## Directions
List each line of the data that holds the string "Litina".

## Information provided
########
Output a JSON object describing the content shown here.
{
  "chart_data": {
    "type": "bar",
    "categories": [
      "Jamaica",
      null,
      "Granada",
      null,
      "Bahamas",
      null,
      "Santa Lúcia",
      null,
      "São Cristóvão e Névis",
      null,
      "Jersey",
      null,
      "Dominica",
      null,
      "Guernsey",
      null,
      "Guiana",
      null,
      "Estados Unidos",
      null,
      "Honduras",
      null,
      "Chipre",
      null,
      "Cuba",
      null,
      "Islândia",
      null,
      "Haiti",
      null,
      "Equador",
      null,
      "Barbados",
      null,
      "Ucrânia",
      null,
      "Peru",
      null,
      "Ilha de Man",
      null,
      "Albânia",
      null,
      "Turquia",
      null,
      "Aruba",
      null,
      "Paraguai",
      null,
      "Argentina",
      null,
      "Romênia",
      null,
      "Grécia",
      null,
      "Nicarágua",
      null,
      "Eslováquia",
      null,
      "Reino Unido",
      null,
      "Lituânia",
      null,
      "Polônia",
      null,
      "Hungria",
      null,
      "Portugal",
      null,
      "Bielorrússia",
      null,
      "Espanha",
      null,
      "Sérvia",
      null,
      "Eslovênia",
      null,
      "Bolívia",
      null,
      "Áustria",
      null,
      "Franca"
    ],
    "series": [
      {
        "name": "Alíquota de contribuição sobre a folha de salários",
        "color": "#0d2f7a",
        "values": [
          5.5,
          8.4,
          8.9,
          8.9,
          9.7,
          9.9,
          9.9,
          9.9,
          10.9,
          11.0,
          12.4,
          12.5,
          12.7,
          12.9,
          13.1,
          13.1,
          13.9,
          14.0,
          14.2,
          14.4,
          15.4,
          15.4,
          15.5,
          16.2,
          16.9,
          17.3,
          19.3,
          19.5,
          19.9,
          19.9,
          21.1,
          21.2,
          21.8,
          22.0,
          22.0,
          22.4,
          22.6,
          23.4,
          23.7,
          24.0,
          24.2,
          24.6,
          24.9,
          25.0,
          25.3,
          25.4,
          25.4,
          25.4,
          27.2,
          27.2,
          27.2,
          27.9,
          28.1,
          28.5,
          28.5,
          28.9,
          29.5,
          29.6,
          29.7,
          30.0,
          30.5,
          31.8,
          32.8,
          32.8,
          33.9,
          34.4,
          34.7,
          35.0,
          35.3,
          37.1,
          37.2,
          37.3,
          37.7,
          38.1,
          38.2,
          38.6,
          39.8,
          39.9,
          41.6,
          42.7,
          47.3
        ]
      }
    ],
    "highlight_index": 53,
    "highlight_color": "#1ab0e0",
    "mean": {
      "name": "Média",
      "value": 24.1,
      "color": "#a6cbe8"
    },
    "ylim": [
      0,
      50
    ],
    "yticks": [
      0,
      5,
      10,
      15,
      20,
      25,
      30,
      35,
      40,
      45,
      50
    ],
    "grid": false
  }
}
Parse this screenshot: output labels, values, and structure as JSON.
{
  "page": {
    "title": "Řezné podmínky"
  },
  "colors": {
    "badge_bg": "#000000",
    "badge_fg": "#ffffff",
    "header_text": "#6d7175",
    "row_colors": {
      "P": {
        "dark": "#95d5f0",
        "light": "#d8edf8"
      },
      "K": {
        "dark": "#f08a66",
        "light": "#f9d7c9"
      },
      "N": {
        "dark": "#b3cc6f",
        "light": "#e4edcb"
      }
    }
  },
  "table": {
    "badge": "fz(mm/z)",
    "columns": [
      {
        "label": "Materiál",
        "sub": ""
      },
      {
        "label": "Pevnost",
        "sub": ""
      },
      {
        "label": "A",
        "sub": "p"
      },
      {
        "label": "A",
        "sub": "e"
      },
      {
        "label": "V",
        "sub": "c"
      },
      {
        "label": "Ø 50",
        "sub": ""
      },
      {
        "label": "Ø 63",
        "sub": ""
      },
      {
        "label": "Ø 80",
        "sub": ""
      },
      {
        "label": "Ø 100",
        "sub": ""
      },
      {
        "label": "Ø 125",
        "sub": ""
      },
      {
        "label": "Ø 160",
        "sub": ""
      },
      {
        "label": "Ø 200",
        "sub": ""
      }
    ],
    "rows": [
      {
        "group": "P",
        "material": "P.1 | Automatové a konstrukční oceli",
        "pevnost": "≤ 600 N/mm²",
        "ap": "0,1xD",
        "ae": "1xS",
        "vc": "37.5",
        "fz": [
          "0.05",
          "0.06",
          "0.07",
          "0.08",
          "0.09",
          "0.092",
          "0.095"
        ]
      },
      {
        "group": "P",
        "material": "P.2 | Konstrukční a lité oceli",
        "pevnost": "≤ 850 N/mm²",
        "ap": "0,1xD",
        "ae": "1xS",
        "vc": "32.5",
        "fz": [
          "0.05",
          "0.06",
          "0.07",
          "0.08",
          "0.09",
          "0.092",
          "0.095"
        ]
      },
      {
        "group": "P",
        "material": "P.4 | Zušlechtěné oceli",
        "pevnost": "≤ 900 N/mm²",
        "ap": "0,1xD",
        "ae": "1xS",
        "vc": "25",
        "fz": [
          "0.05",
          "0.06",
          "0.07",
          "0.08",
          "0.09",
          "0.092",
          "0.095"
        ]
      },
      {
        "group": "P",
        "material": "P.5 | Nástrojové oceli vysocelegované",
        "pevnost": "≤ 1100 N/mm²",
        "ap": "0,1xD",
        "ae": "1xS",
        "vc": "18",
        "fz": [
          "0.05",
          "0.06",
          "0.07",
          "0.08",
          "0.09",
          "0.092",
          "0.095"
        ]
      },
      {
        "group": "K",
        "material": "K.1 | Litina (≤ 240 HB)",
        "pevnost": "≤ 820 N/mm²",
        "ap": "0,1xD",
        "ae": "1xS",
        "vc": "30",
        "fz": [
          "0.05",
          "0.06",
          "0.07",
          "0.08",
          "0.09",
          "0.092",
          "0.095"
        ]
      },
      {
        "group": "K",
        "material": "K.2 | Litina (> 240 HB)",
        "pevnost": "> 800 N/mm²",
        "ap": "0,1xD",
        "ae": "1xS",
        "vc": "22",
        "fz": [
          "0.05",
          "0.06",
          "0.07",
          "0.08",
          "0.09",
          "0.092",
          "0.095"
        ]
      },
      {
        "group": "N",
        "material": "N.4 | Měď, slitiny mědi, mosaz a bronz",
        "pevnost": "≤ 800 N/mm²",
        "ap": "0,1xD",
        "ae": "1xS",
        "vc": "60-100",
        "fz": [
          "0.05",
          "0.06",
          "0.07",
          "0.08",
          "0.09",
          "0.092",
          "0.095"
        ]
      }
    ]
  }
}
########
## Solution for this task
        "material": "K.1 | Litina (≤ 240 HB)",
        "material": "K.2 | Litina (> 240 HB)",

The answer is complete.